[Data entries]
- - -
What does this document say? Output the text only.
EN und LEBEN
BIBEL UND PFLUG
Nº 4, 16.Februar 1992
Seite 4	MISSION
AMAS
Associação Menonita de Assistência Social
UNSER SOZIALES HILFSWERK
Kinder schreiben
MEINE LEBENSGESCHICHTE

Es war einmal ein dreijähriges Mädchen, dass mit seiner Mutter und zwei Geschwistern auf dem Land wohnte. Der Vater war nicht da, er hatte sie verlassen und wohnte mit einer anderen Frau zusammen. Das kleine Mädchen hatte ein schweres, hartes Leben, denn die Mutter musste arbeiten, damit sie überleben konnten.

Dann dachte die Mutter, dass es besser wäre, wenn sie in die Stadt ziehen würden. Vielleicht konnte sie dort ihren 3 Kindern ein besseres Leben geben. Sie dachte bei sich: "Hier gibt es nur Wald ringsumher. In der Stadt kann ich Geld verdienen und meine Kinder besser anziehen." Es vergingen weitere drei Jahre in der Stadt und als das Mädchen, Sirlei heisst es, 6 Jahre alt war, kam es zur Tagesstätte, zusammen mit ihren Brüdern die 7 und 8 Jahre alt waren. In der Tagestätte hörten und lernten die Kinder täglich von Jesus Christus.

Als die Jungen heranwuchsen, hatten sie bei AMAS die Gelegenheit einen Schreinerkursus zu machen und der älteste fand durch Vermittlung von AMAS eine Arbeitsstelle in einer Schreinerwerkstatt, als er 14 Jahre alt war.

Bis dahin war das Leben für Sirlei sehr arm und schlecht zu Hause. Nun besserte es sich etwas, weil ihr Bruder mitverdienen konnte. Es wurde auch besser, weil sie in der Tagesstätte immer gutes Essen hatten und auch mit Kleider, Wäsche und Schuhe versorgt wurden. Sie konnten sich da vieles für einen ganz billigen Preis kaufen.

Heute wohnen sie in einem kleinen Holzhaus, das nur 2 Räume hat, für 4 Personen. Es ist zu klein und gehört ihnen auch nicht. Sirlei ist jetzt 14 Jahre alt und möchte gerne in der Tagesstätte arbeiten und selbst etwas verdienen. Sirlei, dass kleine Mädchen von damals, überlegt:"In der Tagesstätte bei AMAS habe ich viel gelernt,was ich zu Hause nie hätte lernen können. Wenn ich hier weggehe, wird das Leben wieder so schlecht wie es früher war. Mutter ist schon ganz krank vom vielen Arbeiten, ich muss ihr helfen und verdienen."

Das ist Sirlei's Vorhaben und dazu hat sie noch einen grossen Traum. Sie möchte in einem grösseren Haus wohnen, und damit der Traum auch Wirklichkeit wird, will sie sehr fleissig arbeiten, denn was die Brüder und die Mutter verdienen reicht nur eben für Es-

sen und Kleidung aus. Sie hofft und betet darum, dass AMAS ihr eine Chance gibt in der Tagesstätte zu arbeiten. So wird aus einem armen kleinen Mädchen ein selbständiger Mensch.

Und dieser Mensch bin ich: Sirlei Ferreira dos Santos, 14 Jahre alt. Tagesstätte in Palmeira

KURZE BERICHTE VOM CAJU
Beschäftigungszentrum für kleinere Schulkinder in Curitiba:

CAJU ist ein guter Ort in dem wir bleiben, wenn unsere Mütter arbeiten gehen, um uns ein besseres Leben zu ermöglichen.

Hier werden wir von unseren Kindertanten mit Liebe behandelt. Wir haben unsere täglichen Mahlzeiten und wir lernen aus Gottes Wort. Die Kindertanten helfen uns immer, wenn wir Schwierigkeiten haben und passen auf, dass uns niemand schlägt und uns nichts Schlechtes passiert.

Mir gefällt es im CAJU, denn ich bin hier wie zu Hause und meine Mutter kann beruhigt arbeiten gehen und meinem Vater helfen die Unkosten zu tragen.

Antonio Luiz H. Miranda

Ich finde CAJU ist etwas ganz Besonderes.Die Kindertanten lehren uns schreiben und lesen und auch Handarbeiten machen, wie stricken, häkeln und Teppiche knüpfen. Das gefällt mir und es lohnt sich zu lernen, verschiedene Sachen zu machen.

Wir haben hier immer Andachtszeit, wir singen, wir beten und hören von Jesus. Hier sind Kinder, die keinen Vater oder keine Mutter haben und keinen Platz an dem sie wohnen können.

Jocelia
- - -
◆ **Exercise instructions**: Of the lines in the material, how many include "schreiben"? Respond with the number alone.

◆ **Expected answer**: 2